What you have to do =
Can you repeat the rows below, from the line with "x-tick-label: 205sqm [230, 390, 242, 434]" up to and including the line with "chart-title-sub: Size of", exactly as they stand?

Bounding box annotations =
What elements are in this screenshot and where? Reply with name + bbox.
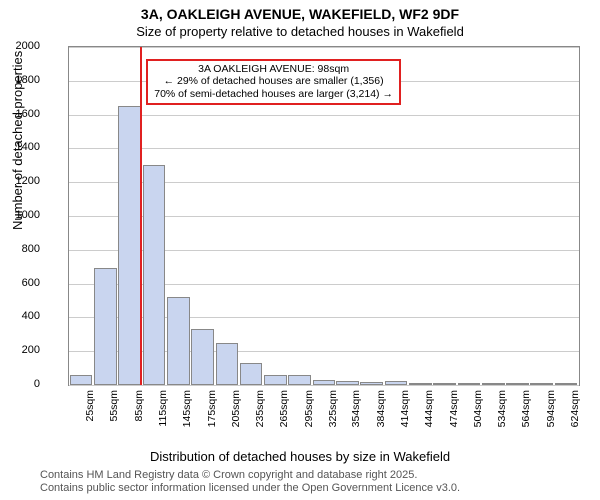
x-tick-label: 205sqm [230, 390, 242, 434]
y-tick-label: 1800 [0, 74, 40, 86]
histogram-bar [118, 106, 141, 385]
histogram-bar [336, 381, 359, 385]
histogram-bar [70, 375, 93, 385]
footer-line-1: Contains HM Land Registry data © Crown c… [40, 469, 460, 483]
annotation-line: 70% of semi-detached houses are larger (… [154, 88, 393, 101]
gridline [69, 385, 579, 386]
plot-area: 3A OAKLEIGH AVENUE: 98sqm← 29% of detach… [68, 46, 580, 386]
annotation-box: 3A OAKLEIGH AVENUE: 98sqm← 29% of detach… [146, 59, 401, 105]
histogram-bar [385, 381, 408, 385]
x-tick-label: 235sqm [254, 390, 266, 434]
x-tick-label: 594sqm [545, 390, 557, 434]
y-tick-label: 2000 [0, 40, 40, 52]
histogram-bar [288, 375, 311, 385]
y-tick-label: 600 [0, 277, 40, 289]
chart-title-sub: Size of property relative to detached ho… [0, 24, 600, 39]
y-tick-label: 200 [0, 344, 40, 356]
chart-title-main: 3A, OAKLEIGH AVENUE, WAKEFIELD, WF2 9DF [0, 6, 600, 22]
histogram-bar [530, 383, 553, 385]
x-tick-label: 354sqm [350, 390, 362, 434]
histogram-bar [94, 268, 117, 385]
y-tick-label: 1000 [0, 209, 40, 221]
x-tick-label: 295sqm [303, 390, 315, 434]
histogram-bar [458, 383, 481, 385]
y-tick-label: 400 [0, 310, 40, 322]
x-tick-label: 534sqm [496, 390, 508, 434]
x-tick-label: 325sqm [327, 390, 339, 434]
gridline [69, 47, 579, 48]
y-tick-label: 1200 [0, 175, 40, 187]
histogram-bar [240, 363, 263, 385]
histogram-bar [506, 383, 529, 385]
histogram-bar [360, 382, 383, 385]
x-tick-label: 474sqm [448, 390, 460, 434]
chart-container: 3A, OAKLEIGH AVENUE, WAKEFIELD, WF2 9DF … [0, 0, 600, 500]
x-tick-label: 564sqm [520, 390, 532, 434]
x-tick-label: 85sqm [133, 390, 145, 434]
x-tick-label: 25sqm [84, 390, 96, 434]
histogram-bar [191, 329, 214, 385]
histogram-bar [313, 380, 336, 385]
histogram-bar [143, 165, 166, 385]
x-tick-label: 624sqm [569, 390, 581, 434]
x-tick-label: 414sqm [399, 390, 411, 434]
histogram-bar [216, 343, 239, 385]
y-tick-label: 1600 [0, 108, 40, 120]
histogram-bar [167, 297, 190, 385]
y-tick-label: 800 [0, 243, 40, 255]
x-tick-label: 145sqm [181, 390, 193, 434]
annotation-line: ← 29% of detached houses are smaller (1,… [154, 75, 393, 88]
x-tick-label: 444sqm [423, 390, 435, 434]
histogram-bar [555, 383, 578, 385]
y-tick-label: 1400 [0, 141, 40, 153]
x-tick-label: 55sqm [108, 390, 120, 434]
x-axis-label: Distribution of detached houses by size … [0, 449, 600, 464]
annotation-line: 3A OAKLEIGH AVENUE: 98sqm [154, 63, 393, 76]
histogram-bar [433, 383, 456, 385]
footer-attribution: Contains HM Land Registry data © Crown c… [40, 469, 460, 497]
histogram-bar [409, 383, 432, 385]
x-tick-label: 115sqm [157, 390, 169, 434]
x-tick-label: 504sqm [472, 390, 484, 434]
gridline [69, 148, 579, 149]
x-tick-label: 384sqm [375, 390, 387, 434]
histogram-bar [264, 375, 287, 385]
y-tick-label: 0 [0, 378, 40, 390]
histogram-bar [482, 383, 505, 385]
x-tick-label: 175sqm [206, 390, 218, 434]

The response =
x-tick-label: 205sqm [230, 390, 242, 434]
y-tick-label: 1800 [0, 74, 40, 86]
histogram-bar [118, 106, 141, 385]
histogram-bar [336, 381, 359, 385]
histogram-bar [70, 375, 93, 385]
footer-line-1: Contains HM Land Registry data © Crown c… [40, 469, 460, 483]
annotation-line: 70% of semi-detached houses are larger (… [154, 88, 393, 101]
gridline [69, 385, 579, 386]
plot-area: 3A OAKLEIGH AVENUE: 98sqm← 29% of detach… [68, 46, 580, 386]
annotation-box: 3A OAKLEIGH AVENUE: 98sqm← 29% of detach… [146, 59, 401, 105]
histogram-bar [385, 381, 408, 385]
x-tick-label: 235sqm [254, 390, 266, 434]
x-tick-label: 594sqm [545, 390, 557, 434]
y-tick-label: 2000 [0, 40, 40, 52]
histogram-bar [288, 375, 311, 385]
y-tick-label: 600 [0, 277, 40, 289]
chart-title-sub: Size of property relative to detached ho… [0, 24, 600, 39]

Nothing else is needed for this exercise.